**Aim of the exercise**
Pull out every line containing the string "section".

(Data records)
_ _ _ _ _ _ _

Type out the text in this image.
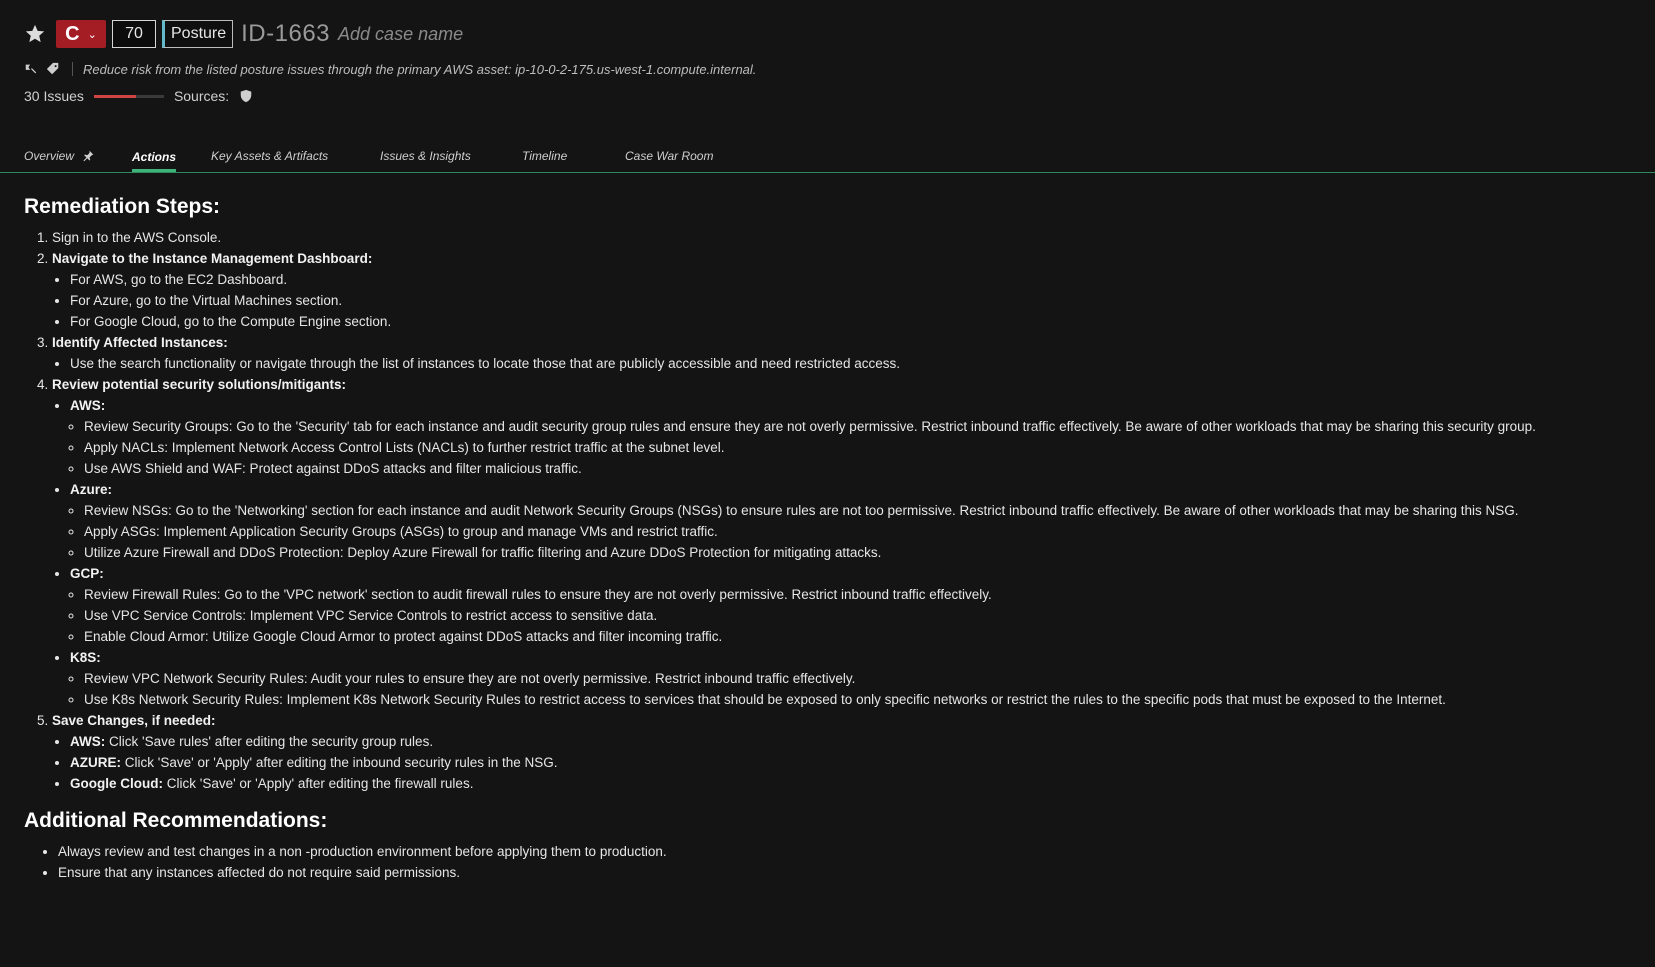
C ⌄	70	Posture ID-1663 Add case name
Reduce risk from the listed posture issues through the primary AWS asset: ip-10-0-2-175.us-west-1.compute.internal.
30 Issues	Sources:
Overview	Actions	Key Assets & Artifacts	Issues & Insights	Timeline	Case War Room
Remediation Steps:
1. Sign in to the AWS Console.
2. Navigate to the Instance Management Dashboard:
• For AWS, go to the EC2 Dashboard.
• For Azure, go to the Virtual Machines section.
• For Google Cloud, go to the Compute Engine section.
3. Identify Affected Instances:
• Use the search functionality or navigate through the list of instances to locate those that are publicly accessible and need restricted access.
4. Review potential security solutions/mitigants:
• AWS:
◦ Review Security Groups: Go to the 'Security' tab for each instance and audit security group rules and ensure they are not overly permissive. Restrict inbound traffic effectively. Be aware of other workloads that may be sharing this security group.
◦ Apply NACLs: Implement Network Access Control Lists (NACLs) to further restrict traffic at the subnet level.
◦ Use AWS Shield and WAF: Protect against DDoS attacks and filter malicious traffic.
• Azure:
◦ Review NSGs: Go to the 'Networking' section for each instance and audit Network Security Groups (NSGs) to ensure rules are not too permissive. Restrict inbound traffic effectively. Be aware of other workloads that may be sharing this NSG.
◦ Apply ASGs: Implement Application Security Groups (ASGs) to group and manage VMs and restrict traffic.
◦ Utilize Azure Firewall and DDoS Protection: Deploy Azure Firewall for traffic filtering and Azure DDoS Protection for mitigating attacks.
• GCP:
◦ Review Firewall Rules: Go to the 'VPC network' section to audit firewall rules to ensure they are not overly permissive. Restrict inbound traffic effectively.
◦ Use VPC Service Controls: Implement VPC Service Controls to restrict access to sensitive data.
◦ Enable Cloud Armor: Utilize Google Cloud Armor to protect against DDoS attacks and filter incoming traffic.
• K8S:
◦ Review VPC Network Security Rules: Audit your rules to ensure they are not overly permissive. Restrict inbound traffic effectively.
◦ Use K8s Network Security Rules: Implement K8s Network Security Rules to restrict access to services that should be exposed to only specific networks or restrict the rules to the specific pods that must be exposed to the Internet.
5. Save Changes, if needed:
• AWS: Click 'Save rules' after editing the security group rules.
• AZURE: Click 'Save' or 'Apply' after editing the inbound security rules in the NSG.
• Google Cloud: Click 'Save' or 'Apply' after editing the firewall rules.
Additional Recommendations:
• Always review and test changes in a non -production environment before applying them to production.
• Ensure that any instances affected do not require said permissions.
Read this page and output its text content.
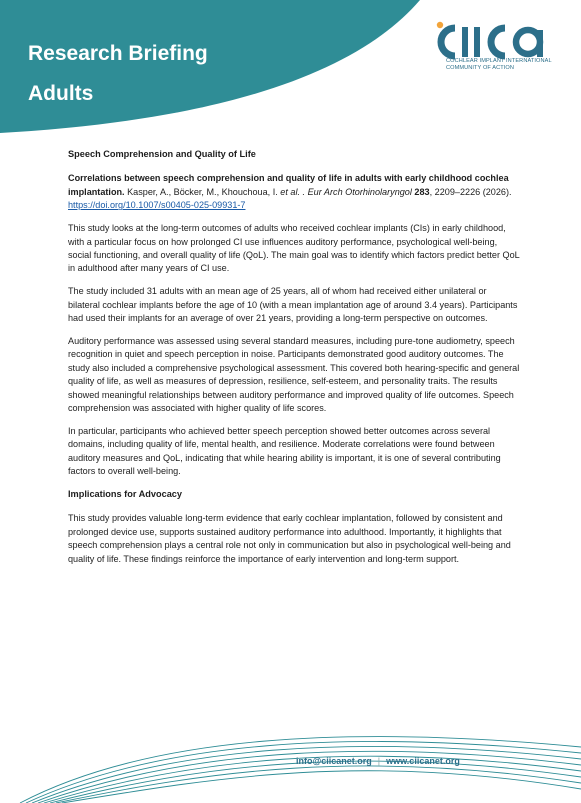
Research Briefing
Adults
COCHLEAR IMPLANT INTERNATIONAL
COMMUNITY OF ACTION
Speech Comprehension and Quality of Life

Correlations between speech comprehension and quality of life in adults with early childhood cochlea implantation. Kasper, A., Böcker, M., Khouchoua, I. et al. . Eur Arch Otorhinolaryngol 283, 2209–2226 (2026). https://doi.org/10.1007/s00405-025-09931-7

This study looks at the long-term outcomes of adults who received cochlear implants (CIs) in early childhood, with a particular focus on how prolonged CI use influences auditory performance, psychological well-being, social functioning, and overall quality of life (QoL). The main goal was to identify which factors predict better QoL in adulthood after many years of CI use.

The study included 31 adults with an mean age of 25 years, all of whom had received either unilateral or bilateral cochlear implants before the age of 10 (with a mean implantation age of around 3.4 years). Participants had used their implants for an average of over 21 years, providing a long-term perspective on outcomes.

Auditory performance was assessed using several standard measures, including pure-tone audiometry, speech recognition in quiet and speech perception in noise. Participants demonstrated good auditory outcomes. The study also included a comprehensive psychological assessment. This covered both hearing-specific and general quality of life, as well as measures of depression, resilience, self-esteem, and personality traits. The results showed meaningful relationships between auditory performance and improved quality of life outcomes. Speech comprehension was associated with higher quality of life scores.

In particular, participants who achieved better speech perception showed better outcomes across several domains, including quality of life, mental health, and resilience. Moderate correlations were found between auditory measures and QoL, indicating that while hearing ability is important, it is one of several contributing factors to overall well-being.

Implications for Advocacy

This study provides valuable long-term evidence that early cochlear implantation, followed by consistent and prolonged device use, supports sustained auditory performance into adulthood. Importantly, it highlights that speech comprehension plays a central role not only in communication but also in psychological well-being and quality of life. These findings reinforce the importance of early intervention and long-term support.

info@ciicanet.org | www.ciicanet.org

_ _ _ _ _ _ _

**Solution**
• For Azure, go to the Virtual Machines section.
• For Google Cloud, go to the Compute Engine section.
◦ Review NSGs: Go to the 'Networking' section for each instance and audit Network Security Groups (NSGs) to ensure rules are not too permissive. Restrict inbound traffic effectively. Be aware of other workloads that may be sharing this NSG.
◦ Review Firewall Rules: Go to the 'VPC network' section to audit firewall rules to ensure they are not overly permissive. Restrict inbound traffic effectively.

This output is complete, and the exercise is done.